- The exercise -
Work out how many lines hold the string "Պետական". Give that number and nothing more.

::: Material to process

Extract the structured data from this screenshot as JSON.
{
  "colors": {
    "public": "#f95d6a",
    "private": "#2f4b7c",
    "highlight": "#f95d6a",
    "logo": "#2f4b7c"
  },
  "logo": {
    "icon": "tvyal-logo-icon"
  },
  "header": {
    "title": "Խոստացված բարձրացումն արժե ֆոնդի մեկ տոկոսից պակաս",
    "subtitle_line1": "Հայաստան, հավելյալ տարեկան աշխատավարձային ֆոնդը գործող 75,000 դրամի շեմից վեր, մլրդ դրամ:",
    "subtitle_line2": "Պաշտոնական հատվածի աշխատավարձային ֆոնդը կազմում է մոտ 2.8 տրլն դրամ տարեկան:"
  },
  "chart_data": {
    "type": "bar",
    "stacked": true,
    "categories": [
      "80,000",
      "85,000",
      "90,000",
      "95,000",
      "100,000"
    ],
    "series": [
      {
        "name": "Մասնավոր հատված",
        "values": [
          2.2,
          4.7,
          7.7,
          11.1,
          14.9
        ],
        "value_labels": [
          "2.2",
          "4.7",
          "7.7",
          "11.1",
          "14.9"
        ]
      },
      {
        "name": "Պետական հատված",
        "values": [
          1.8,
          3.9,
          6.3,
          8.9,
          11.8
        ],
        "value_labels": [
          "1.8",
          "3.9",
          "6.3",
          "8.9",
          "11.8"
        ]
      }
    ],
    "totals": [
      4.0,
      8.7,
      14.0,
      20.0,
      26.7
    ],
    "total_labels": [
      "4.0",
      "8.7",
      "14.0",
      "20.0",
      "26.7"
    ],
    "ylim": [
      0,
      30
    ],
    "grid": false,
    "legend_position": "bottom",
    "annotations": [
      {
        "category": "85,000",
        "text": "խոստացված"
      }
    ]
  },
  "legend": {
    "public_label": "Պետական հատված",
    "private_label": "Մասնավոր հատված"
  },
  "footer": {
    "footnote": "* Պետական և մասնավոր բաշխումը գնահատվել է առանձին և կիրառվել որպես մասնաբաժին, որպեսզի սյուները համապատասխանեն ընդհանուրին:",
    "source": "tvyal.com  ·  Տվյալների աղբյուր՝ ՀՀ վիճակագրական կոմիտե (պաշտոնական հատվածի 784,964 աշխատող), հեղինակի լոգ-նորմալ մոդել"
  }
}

::::::

- Result of this task -
3